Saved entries
>>>

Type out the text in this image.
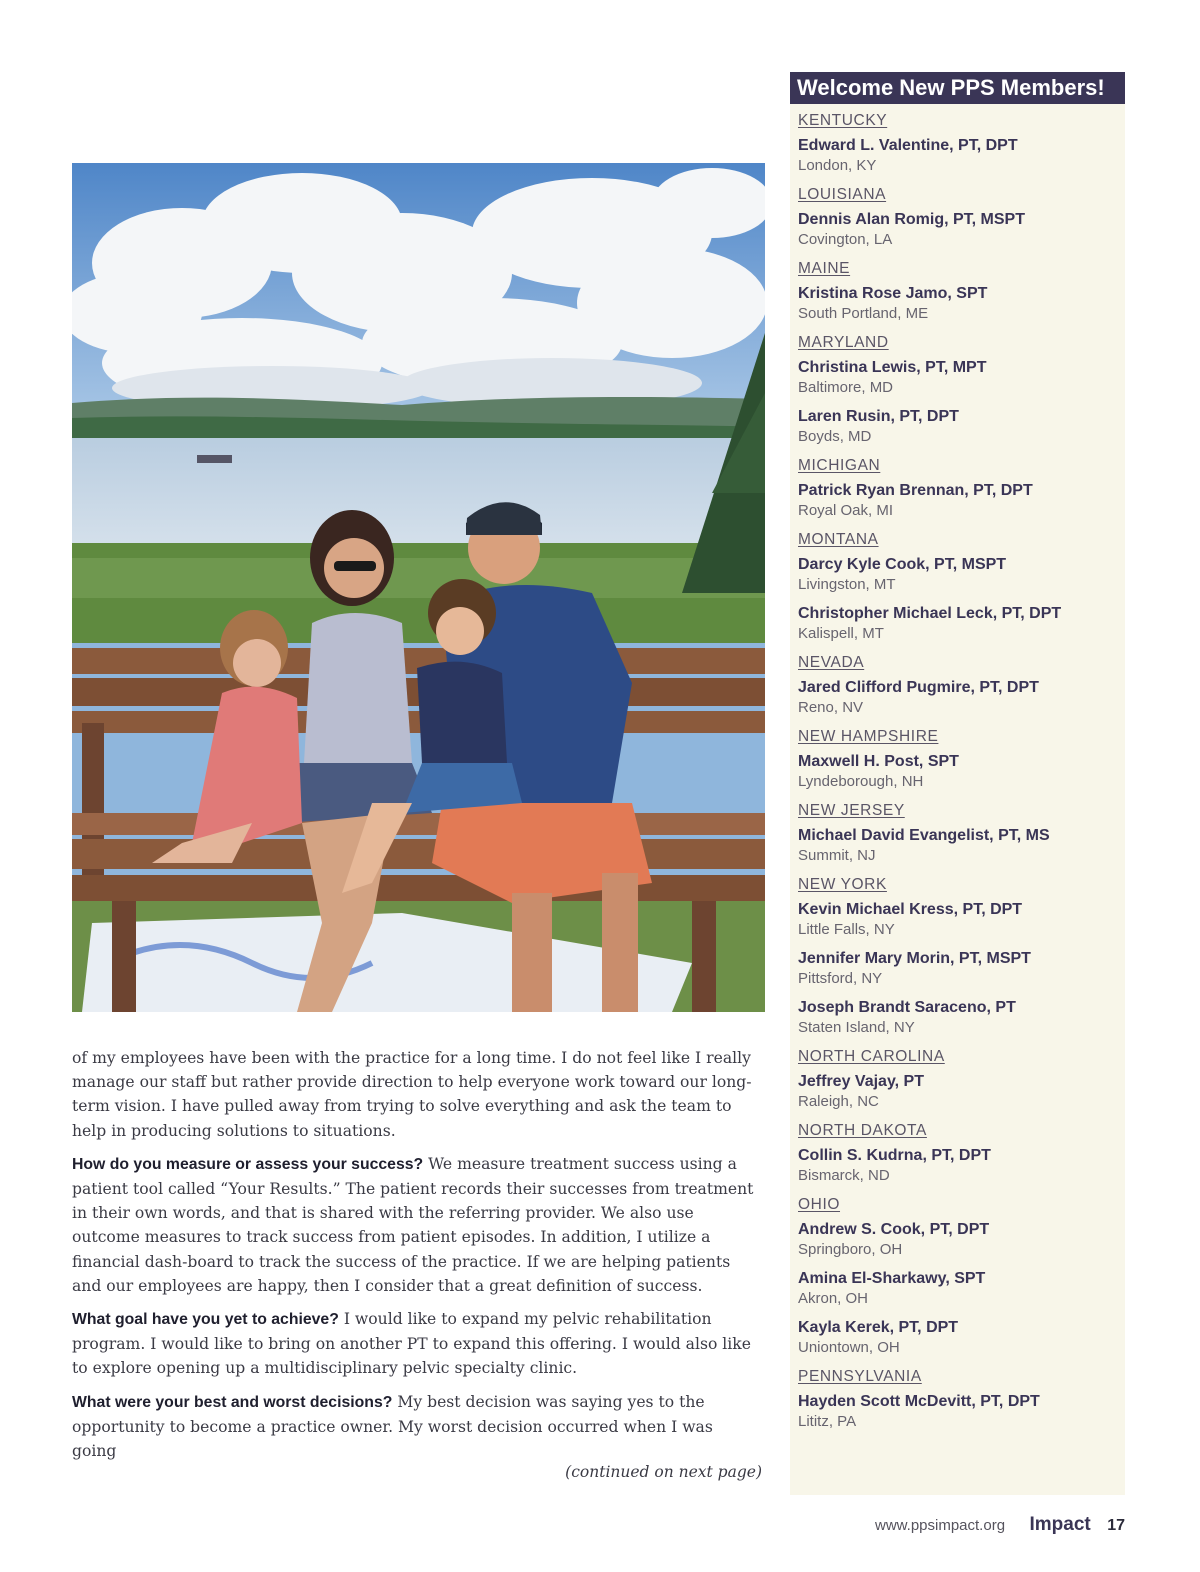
of my employees have been with the practice for a long time. I do not feel like I really manage our staff but rather provide direction to help everyone work toward our long-term vision. I have pulled away from trying to solve everything and ask the team to help in producing solutions to situations.

How do you measure or assess your success? We measure treatment success using a patient tool called “Your Results.” The patient records their successes from treatment in their own words, and that is shared with the referring provider. We also use outcome measures to track success from patient episodes. In addition, I utilize a financial dash-board to track the success of the practice. If we are helping patients and our employees are happy, then I consider that a great definition of success.

What goal have you yet to achieve? I would like to expand my pelvic rehabilitation program. I would like to bring on another PT to expand this offering. I would also like to explore opening up a multidisciplinary pelvic specialty clinic.

What were your best and worst decisions? My best decision was saying yes to the opportunity to become a practice owner. My worst decision occurred when I was going

(continued on next page)
Welcome New PPS Members!
KENTUCKY
Edward L. Valentine, PT, DPT
London, KY
LOUISIANA
Dennis Alan Romig, PT, MSPT
Covington, LA
MAINE
Kristina Rose Jamo, SPT
South Portland, ME
MARYLAND
Christina Lewis, PT, MPT
Baltimore, MD
Laren Rusin, PT, DPT
Boyds, MD
MICHIGAN
Patrick Ryan Brennan, PT, DPT
Royal Oak, MI
MONTANA
Darcy Kyle Cook, PT, MSPT
Livingston, MT
Christopher Michael Leck, PT, DPT
Kalispell, MT
NEVADA
Jared Clifford Pugmire, PT, DPT
Reno, NV
NEW HAMPSHIRE
Maxwell H. Post, SPT
Lyndeborough, NH
NEW JERSEY
Michael David Evangelist, PT, MS
Summit, NJ
NEW YORK
Kevin Michael Kress, PT, DPT
Little Falls, NY
Jennifer Mary Morin, PT, MSPT
Pittsford, NY
Joseph Brandt Saraceno, PT
Staten Island, NY
NORTH CAROLINA
Jeffrey Vajay, PT
Raleigh, NC
NORTH DAKOTA
Collin S. Kudrna, PT, DPT
Bismarck, ND
OHIO
Andrew S. Cook, PT, DPT
Springboro, OH
Amina El-Sharkawy, SPT
Akron, OH
Kayla Kerek, PT, DPT
Uniontown, OH
PENNSYLVANIA
Hayden Scott McDevitt, PT, DPT
Lititz, PA
www.ppsimpact.org Impact 17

<<<

» **HOW TO COMPLETE THIS TASK**
Copy out every line of the data above, taking care to leave the pictures out.

» **THE COMPLETED TASK**
Type out the text in this image.
of my employees have been with the practice for a long time. I do not feel like I really manage our staff but rather provide direction to help everyone work toward our long-term vision. I have pulled away from trying to solve everything and ask the team to help in producing solutions to situations.

How do you measure or assess your success? We measure treatment success using a patient tool called “Your Results.” The patient records their successes from treatment in their own words, and that is shared with the referring provider. We also use outcome measures to track success from patient episodes. In addition, I utilize a financial dash-board to track the success of the practice. If we are helping patients and our employees are happy, then I consider that a great definition of success.

What goal have you yet to achieve? I would like to expand my pelvic rehabilitation program. I would like to bring on another PT to expand this offering. I would also like to explore opening up a multidisciplinary pelvic specialty clinic.

What were your best and worst decisions? My best decision was saying yes to the opportunity to become a practice owner. My worst decision occurred when I was going

(continued on next page)
Welcome New PPS Members!
KENTUCKY
Edward L. Valentine, PT, DPT
London, KY
LOUISIANA
Dennis Alan Romig, PT, MSPT
Covington, LA
MAINE
Kristina Rose Jamo, SPT
South Portland, ME
MARYLAND
Christina Lewis, PT, MPT
Baltimore, MD
Laren Rusin, PT, DPT
Boyds, MD
MICHIGAN
Patrick Ryan Brennan, PT, DPT
Royal Oak, MI
MONTANA
Darcy Kyle Cook, PT, MSPT
Livingston, MT
Christopher Michael Leck, PT, DPT
Kalispell, MT
NEVADA
Jared Clifford Pugmire, PT, DPT
Reno, NV
NEW HAMPSHIRE
Maxwell H. Post, SPT
Lyndeborough, NH
NEW JERSEY
Michael David Evangelist, PT, MS
Summit, NJ
NEW YORK
Kevin Michael Kress, PT, DPT
Little Falls, NY
Jennifer Mary Morin, PT, MSPT
Pittsford, NY
Joseph Brandt Saraceno, PT
Staten Island, NY
NORTH CAROLINA
Jeffrey Vajay, PT
Raleigh, NC
NORTH DAKOTA
Collin S. Kudrna, PT, DPT
Bismarck, ND
OHIO
Andrew S. Cook, PT, DPT
Springboro, OH
Amina El-Sharkawy, SPT
Akron, OH
Kayla Kerek, PT, DPT
Uniontown, OH
PENNSYLVANIA
Hayden Scott McDevitt, PT, DPT
Lititz, PA
www.ppsimpact.org Impact 17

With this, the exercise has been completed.